[BEGIN DATA FOR THIS TASK]
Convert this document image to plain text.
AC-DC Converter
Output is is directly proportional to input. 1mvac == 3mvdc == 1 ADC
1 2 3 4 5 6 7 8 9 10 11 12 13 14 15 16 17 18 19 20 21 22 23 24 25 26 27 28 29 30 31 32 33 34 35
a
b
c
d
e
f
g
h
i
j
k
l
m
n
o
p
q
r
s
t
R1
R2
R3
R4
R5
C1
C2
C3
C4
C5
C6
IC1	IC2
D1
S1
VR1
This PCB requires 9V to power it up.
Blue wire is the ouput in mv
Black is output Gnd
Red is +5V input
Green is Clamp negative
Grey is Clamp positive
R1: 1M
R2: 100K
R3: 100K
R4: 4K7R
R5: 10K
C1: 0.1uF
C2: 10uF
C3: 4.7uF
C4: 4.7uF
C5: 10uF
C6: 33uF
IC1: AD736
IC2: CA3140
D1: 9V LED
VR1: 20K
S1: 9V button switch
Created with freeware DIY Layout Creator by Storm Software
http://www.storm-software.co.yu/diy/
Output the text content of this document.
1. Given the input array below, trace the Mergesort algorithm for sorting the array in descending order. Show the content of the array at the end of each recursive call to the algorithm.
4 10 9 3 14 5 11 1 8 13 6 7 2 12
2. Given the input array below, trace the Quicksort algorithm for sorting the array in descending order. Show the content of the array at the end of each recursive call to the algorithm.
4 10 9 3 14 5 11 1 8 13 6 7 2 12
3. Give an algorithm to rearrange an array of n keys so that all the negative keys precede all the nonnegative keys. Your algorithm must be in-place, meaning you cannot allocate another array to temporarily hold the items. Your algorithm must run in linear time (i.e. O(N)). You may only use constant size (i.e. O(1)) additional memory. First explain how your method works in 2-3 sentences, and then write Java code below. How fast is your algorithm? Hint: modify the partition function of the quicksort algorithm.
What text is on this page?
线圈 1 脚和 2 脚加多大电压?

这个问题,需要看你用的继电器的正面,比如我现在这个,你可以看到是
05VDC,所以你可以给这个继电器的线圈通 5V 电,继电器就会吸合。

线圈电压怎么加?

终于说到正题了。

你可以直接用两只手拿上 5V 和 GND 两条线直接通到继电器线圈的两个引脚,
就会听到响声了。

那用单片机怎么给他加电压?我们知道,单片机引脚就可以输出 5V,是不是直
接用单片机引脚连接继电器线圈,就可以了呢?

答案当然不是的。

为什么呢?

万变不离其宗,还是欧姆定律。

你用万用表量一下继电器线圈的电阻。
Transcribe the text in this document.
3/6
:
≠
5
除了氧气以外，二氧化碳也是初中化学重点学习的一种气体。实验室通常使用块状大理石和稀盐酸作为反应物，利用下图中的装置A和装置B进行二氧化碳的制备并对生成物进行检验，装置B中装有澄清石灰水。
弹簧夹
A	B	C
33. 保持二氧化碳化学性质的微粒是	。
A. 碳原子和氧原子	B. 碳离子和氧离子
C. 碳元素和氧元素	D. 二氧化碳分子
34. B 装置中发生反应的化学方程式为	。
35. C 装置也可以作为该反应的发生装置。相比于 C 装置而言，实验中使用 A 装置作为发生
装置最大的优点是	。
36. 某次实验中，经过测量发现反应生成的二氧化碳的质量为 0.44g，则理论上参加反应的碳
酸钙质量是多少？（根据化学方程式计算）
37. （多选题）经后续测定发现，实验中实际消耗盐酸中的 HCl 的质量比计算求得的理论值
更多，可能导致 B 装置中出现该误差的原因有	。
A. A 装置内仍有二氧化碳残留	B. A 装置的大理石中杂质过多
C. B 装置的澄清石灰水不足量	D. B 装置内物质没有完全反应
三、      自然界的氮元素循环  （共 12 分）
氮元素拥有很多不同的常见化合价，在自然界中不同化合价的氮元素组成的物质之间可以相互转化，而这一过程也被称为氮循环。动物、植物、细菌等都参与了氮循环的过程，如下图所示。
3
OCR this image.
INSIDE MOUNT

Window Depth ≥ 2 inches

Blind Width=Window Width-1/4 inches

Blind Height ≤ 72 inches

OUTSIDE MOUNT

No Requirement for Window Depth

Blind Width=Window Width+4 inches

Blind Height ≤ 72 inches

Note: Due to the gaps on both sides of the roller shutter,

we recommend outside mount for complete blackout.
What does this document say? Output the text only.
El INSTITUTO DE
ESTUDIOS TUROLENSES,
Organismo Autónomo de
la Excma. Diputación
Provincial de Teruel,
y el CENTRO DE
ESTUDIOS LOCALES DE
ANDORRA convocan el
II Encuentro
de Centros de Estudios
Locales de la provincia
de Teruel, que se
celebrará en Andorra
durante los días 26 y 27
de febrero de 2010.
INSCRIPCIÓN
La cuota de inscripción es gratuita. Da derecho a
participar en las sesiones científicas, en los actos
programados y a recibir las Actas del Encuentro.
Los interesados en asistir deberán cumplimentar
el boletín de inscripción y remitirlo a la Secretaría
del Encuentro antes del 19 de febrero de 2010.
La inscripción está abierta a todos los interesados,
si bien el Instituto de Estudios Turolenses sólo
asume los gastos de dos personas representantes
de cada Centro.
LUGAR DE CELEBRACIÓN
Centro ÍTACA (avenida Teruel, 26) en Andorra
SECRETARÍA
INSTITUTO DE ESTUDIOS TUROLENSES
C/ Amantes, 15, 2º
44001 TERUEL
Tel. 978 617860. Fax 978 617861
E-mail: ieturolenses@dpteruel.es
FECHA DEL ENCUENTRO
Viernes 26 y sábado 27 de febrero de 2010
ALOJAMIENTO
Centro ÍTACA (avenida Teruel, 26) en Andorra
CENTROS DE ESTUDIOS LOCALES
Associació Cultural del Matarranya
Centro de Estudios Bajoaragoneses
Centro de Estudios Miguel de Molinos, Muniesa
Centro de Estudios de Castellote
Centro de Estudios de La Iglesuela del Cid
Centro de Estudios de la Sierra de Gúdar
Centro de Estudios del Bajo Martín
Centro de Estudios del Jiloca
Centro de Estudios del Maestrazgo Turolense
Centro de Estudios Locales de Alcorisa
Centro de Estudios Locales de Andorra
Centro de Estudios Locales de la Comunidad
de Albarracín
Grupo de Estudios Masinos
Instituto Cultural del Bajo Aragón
[END DATA FOR THIS TASK]
- WRITTEN TASK
Using the material above, copy every line in which the string "What" occurs.

- ANSWER TO THE TASK
What text is on this page?
What does this document say? Output the text only.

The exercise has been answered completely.